**** Data supplied ****

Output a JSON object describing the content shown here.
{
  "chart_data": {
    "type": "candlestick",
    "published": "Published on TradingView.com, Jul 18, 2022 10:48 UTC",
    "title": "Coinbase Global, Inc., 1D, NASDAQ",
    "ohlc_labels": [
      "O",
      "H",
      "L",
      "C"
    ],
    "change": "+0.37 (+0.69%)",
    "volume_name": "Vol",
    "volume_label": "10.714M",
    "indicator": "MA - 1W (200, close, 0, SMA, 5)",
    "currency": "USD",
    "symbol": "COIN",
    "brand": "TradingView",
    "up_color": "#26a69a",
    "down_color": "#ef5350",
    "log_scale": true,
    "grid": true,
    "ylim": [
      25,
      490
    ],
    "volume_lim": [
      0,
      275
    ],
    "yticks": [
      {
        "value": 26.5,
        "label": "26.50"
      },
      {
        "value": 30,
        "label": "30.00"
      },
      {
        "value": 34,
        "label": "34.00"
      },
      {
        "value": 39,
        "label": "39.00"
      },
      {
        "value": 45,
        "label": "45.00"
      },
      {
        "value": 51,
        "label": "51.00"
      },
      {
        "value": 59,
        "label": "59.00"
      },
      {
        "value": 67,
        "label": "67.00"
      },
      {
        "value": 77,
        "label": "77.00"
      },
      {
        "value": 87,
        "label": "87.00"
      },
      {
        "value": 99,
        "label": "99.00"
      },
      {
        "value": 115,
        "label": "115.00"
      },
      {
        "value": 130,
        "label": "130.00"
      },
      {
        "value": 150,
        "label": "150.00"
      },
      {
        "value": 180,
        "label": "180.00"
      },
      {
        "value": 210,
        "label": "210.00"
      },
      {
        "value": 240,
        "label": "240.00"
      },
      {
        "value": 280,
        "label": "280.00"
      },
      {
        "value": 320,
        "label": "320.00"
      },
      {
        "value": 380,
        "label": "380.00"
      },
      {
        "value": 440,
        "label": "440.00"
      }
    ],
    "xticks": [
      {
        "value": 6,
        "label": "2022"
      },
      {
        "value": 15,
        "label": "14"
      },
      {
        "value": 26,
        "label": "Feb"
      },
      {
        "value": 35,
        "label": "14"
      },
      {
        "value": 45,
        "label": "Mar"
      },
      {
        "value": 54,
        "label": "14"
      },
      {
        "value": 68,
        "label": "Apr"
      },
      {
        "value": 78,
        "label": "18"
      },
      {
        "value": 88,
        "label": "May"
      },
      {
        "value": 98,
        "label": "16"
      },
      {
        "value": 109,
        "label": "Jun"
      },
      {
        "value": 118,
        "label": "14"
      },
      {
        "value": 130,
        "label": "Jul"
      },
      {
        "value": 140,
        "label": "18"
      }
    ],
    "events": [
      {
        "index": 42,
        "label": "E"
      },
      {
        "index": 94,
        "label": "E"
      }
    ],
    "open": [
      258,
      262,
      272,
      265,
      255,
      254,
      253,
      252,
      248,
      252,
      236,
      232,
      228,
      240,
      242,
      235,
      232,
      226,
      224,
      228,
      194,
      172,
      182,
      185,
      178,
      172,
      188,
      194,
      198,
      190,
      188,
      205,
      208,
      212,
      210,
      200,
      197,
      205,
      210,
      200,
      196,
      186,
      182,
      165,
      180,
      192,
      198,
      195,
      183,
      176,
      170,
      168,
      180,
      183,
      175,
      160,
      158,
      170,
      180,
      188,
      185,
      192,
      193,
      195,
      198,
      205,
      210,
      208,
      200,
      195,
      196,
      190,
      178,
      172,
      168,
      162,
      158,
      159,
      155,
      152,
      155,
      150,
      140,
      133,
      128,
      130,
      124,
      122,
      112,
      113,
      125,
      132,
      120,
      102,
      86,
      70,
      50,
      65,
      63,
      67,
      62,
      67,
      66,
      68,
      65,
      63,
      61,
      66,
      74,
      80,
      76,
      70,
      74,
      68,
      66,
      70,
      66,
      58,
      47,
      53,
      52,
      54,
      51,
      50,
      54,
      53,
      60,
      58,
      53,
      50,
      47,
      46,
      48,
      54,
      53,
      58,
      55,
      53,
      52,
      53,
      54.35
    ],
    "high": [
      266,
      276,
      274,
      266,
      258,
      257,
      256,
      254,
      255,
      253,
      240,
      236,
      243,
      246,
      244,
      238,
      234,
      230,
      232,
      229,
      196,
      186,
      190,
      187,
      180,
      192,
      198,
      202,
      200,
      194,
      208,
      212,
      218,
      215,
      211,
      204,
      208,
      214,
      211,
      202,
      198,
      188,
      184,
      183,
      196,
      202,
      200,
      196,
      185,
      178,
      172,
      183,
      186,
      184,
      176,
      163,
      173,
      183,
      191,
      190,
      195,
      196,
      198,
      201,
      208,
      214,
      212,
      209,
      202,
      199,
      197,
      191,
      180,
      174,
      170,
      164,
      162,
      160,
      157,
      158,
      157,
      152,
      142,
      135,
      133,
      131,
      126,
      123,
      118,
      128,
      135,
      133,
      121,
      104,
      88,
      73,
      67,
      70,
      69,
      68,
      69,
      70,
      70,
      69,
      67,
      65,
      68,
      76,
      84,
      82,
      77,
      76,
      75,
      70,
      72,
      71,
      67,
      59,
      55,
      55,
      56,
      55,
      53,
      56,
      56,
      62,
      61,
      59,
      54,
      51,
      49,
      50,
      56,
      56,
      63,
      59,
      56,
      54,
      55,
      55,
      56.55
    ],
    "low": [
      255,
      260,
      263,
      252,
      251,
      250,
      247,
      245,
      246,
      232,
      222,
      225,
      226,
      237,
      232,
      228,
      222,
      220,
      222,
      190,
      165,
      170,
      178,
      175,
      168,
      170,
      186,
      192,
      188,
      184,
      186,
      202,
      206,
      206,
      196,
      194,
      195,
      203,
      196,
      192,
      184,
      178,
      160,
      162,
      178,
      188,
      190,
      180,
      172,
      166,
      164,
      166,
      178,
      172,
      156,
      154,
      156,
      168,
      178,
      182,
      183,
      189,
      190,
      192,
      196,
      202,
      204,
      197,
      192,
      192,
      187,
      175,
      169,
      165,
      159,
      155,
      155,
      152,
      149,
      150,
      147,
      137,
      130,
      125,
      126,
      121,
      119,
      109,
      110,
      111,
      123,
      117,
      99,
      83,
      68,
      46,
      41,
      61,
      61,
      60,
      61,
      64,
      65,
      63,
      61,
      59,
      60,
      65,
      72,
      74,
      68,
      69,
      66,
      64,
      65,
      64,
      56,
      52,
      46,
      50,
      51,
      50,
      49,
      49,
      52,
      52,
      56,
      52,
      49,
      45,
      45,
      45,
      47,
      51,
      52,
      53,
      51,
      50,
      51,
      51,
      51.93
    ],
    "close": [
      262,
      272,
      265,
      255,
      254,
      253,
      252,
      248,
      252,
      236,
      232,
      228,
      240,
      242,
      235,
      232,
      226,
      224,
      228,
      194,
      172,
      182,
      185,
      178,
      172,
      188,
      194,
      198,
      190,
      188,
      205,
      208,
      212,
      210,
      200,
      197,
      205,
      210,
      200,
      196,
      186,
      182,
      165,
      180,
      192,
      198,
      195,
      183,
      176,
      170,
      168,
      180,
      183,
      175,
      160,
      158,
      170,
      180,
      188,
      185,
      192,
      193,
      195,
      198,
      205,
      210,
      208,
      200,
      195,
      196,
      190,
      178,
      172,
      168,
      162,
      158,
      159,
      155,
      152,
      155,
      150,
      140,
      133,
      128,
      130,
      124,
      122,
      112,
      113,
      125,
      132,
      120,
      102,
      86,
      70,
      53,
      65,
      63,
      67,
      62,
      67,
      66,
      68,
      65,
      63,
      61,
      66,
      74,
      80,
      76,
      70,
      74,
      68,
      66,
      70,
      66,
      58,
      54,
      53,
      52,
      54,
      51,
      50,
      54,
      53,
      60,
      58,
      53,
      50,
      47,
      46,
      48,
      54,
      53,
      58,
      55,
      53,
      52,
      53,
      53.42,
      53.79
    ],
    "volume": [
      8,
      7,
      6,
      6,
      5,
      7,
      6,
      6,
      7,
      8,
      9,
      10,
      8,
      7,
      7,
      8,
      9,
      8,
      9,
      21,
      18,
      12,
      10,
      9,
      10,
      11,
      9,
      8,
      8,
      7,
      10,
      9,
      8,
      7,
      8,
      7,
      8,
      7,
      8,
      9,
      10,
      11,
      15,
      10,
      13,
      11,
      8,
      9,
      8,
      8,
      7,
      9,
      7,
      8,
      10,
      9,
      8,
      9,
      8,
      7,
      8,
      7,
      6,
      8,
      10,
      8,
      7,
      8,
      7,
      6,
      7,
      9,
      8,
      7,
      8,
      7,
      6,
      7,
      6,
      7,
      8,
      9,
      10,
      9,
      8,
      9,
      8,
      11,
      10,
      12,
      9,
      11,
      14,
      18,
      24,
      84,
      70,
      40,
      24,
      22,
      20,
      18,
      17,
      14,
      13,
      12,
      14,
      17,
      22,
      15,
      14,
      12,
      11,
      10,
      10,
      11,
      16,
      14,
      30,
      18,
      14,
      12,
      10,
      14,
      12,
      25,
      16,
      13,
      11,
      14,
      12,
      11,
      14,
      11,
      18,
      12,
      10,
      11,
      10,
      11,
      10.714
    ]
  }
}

****

For the entries above, count the lines that contain the string "close", and state that number without further comment.

2